### Written task
Give the data below again exactly as written, without its pictures.

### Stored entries

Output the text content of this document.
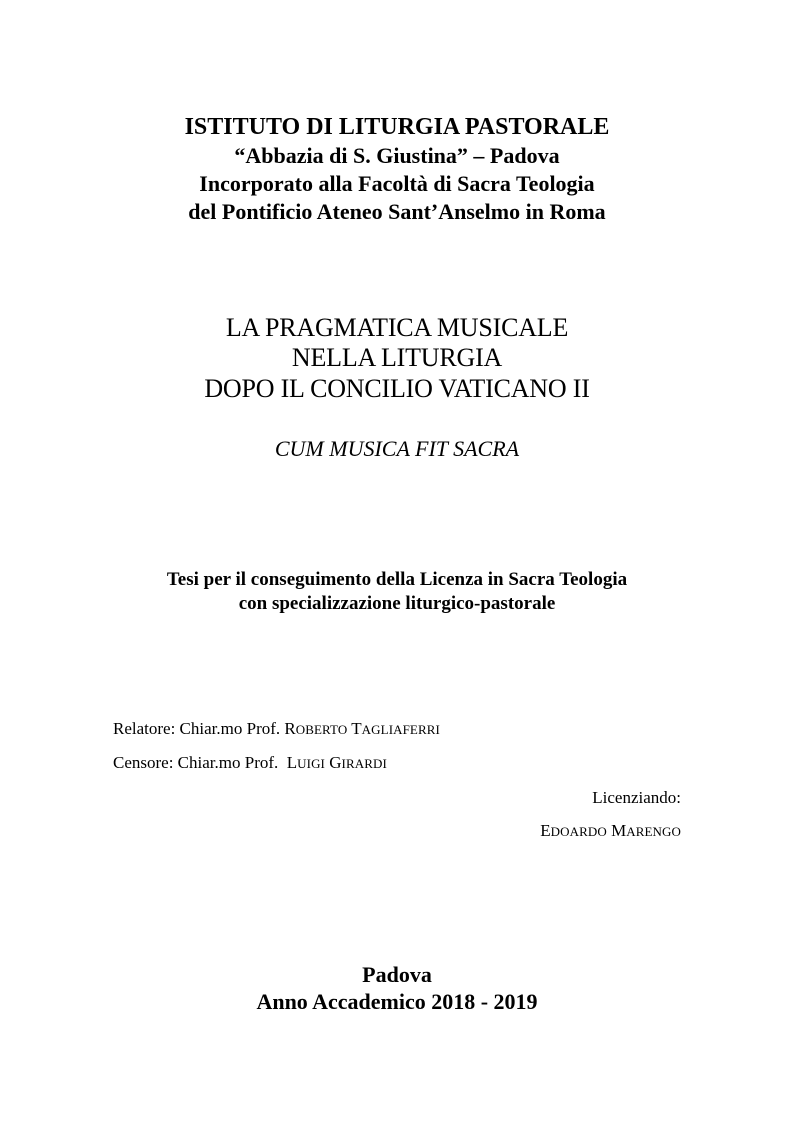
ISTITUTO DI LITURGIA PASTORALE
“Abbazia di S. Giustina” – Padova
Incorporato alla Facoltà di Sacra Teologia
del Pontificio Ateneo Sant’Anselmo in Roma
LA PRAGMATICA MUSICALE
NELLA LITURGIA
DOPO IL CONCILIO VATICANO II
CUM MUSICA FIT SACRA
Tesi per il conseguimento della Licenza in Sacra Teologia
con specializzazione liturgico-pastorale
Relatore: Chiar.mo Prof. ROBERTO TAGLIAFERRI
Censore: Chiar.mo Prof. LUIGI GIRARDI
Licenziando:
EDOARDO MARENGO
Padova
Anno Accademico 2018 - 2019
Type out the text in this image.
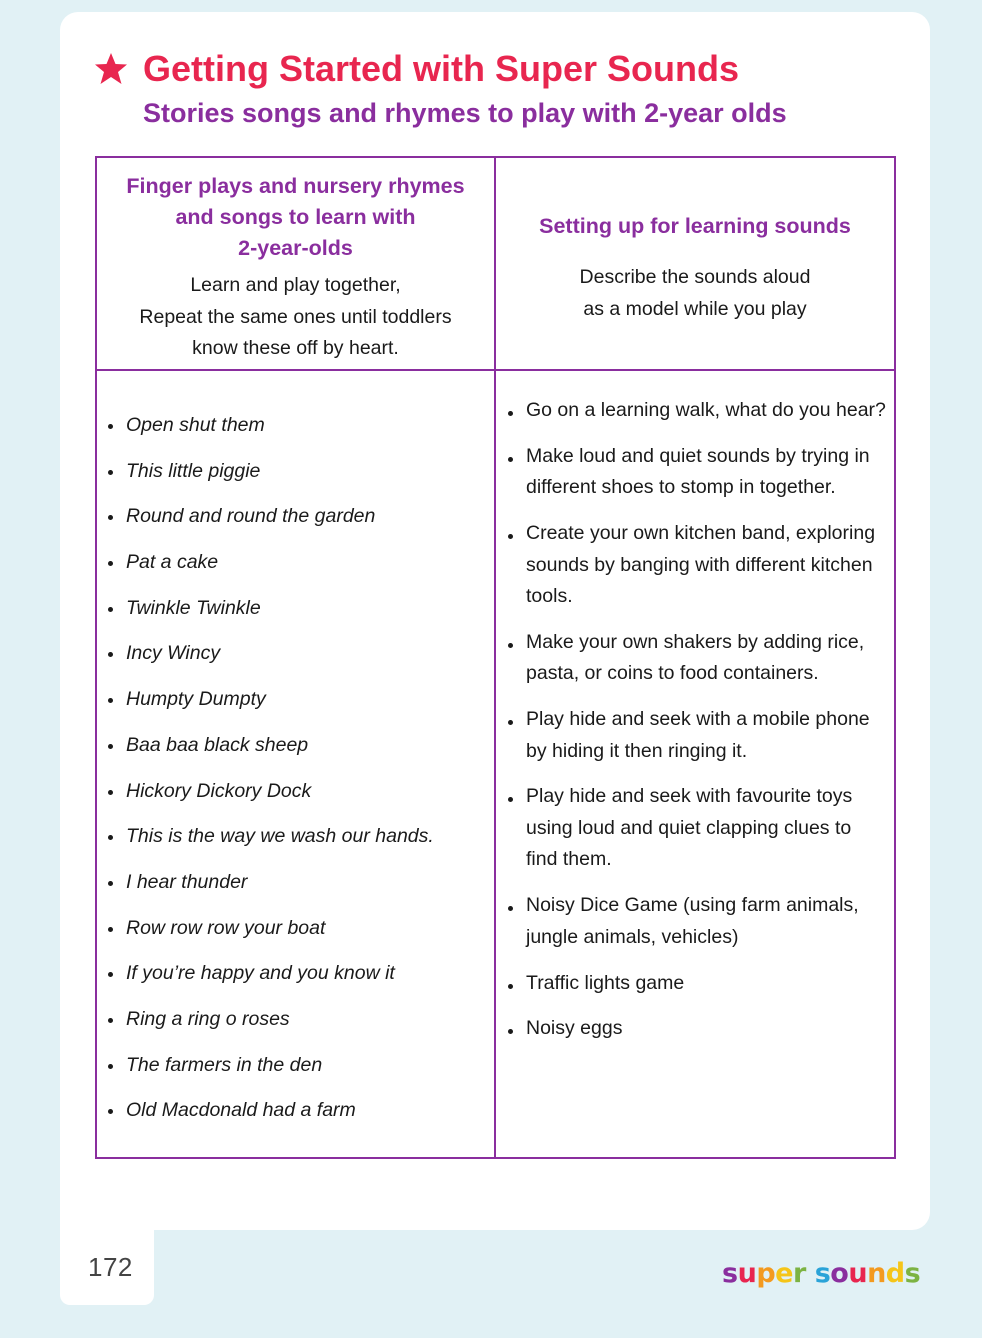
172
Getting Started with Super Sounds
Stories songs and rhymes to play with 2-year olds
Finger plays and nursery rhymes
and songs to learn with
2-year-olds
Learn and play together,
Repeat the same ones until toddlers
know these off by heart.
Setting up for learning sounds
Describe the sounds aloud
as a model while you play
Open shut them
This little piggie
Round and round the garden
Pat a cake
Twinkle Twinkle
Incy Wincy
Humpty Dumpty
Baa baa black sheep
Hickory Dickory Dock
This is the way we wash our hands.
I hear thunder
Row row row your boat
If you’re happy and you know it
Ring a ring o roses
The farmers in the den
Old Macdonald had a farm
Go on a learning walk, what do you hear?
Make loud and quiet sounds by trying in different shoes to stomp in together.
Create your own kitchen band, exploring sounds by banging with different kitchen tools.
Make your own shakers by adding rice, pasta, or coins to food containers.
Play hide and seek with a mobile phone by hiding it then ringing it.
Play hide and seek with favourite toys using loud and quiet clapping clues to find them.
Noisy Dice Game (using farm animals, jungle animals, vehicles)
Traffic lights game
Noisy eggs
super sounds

### Answer to this problem
Output the text content of this document.
ISTITUTO DI LITURGIA PASTORALE
“Abbazia di S. Giustina” – Padova
Incorporato alla Facoltà di Sacra Teologia
del Pontificio Ateneo Sant’Anselmo in Roma
LA PRAGMATICA MUSICALE
NELLA LITURGIA
DOPO IL CONCILIO VATICANO II
CUM MUSICA FIT SACRA
Tesi per il conseguimento della Licenza in Sacra Teologia
con specializzazione liturgico-pastorale
Relatore: Chiar.mo Prof. ROBERTO TAGLIAFERRI
Censore: Chiar.mo Prof. LUIGI GIRARDI
Licenziando:
EDOARDO MARENGO
Padova
Anno Accademico 2018 - 2019
Type out the text in this image.
172
Getting Started with Super Sounds
Stories songs and rhymes to play with 2-year olds
Finger plays and nursery rhymes
and songs to learn with
2-year-olds
Learn and play together,
Repeat the same ones until toddlers
know these off by heart.
Setting up for learning sounds
Describe the sounds aloud
as a model while you play
Open shut them
This little piggie
Round and round the garden
Pat a cake
Twinkle Twinkle
Incy Wincy
Humpty Dumpty
Baa baa black sheep
Hickory Dickory Dock
This is the way we wash our hands.
I hear thunder
Row row row your boat
If you’re happy and you know it
Ring a ring o roses
The farmers in the den
Old Macdonald had a farm
Go on a learning walk, what do you hear?
Make loud and quiet sounds by trying in different shoes to stomp in together.
Create your own kitchen band, exploring sounds by banging with different kitchen tools.
Make your own shakers by adding rice, pasta, or coins to food containers.
Play hide and seek with a mobile phone by hiding it then ringing it.
Play hide and seek with favourite toys using loud and quiet clapping clues to find them.
Noisy Dice Game (using farm animals, jungle animals, vehicles)
Traffic lights game
Noisy eggs
super sounds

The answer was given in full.